> **PROVIDED ENTRIES**:

= = = = = = =

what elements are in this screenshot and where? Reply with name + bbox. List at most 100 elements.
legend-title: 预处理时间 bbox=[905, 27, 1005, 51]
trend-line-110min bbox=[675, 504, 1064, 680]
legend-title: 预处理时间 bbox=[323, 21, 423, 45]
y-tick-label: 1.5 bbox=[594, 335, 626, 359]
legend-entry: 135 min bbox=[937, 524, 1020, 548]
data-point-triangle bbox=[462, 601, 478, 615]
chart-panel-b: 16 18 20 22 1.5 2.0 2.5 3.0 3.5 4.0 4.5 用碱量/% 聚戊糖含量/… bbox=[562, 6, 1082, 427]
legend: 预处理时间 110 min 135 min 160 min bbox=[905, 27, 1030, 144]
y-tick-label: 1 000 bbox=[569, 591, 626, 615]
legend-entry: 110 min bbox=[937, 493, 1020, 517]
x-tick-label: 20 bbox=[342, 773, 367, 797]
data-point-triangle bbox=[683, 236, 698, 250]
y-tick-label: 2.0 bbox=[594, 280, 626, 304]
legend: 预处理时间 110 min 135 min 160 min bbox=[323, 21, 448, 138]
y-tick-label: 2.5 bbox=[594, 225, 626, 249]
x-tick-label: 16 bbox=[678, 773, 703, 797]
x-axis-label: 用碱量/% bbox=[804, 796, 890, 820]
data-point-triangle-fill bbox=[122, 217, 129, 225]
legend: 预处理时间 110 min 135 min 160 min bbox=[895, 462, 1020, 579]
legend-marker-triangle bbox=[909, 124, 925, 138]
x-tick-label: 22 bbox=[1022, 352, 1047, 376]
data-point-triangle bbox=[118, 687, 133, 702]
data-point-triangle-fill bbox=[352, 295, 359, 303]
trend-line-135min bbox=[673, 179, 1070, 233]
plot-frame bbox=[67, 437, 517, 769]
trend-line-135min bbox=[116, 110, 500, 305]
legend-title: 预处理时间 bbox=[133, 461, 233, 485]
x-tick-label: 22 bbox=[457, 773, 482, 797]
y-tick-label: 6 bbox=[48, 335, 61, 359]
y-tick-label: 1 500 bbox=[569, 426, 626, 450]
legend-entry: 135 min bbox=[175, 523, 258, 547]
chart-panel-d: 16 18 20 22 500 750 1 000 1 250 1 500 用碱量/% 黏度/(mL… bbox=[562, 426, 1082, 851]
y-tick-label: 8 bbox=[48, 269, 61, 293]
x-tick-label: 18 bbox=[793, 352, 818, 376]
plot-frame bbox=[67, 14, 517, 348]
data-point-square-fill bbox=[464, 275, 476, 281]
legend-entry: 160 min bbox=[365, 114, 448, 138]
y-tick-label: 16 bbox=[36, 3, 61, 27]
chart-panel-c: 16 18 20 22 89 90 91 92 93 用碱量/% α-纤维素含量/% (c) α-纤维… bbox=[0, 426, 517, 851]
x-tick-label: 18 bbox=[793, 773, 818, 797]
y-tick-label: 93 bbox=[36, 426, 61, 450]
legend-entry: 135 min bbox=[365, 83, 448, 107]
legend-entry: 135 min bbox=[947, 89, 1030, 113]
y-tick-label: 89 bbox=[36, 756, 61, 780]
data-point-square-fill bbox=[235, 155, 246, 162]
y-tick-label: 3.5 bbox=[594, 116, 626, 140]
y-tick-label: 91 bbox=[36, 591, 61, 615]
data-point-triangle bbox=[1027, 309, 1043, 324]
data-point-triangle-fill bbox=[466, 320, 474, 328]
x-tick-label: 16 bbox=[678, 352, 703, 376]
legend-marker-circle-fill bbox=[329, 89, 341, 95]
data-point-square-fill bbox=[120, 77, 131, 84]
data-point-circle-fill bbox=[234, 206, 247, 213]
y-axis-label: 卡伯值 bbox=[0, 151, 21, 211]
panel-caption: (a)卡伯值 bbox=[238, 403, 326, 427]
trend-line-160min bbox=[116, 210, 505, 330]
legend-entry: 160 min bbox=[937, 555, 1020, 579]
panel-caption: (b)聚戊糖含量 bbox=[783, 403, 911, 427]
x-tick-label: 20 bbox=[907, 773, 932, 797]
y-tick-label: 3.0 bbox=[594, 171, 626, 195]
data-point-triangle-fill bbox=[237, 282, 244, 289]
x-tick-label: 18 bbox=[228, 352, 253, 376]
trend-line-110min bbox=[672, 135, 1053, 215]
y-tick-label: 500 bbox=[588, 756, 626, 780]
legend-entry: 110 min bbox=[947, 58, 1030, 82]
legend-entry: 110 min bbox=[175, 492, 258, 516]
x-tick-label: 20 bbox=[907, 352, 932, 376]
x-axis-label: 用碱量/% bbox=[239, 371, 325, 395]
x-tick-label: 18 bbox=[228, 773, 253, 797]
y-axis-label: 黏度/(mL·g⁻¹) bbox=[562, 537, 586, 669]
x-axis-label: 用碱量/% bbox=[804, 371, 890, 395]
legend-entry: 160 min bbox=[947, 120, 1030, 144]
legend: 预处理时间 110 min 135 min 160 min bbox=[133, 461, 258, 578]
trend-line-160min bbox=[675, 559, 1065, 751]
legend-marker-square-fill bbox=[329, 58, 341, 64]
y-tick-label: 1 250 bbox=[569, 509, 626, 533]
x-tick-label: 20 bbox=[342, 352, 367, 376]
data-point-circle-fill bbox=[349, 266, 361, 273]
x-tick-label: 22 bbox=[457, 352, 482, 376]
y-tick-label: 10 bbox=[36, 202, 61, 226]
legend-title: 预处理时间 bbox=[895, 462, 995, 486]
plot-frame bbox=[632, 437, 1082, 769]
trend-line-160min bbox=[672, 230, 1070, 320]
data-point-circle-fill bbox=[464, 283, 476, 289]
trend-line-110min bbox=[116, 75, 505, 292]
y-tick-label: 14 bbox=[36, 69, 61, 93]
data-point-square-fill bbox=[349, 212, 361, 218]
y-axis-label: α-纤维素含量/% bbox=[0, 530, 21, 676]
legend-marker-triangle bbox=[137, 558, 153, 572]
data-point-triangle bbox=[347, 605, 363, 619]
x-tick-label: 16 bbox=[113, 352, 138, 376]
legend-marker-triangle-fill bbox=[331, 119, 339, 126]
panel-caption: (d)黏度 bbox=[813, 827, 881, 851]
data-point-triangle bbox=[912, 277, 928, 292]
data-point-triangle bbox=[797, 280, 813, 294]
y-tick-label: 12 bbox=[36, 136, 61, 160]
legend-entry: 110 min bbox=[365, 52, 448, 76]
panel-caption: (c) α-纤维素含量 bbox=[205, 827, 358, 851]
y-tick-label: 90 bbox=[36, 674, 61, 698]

= = = = = = =

Write out, unchanged, the entries above from their first line through the line containing "y-tick-label: 2.0 bbox=[594, 280, 626, 304]", with both of those lines included.

what elements are in this screenshot and where? Reply with name + bbox. List at most 100 elements.
legend-title: 预处理时间 bbox=[905, 27, 1005, 51]
trend-line-110min bbox=[675, 504, 1064, 680]
legend-title: 预处理时间 bbox=[323, 21, 423, 45]
y-tick-label: 1.5 bbox=[594, 335, 626, 359]
legend-entry: 135 min bbox=[937, 524, 1020, 548]
data-point-triangle bbox=[462, 601, 478, 615]
chart-panel-b: 16 18 20 22 1.5 2.0 2.5 3.0 3.5 4.0 4.5 用碱量/% 聚戊糖含量/… bbox=[562, 6, 1082, 427]
legend: 预处理时间 110 min 135 min 160 min bbox=[905, 27, 1030, 144]
y-tick-label: 1 000 bbox=[569, 591, 626, 615]
legend-entry: 110 min bbox=[937, 493, 1020, 517]
x-tick-label: 20 bbox=[342, 773, 367, 797]
data-point-triangle bbox=[683, 236, 698, 250]
y-tick-label: 2.0 bbox=[594, 280, 626, 304]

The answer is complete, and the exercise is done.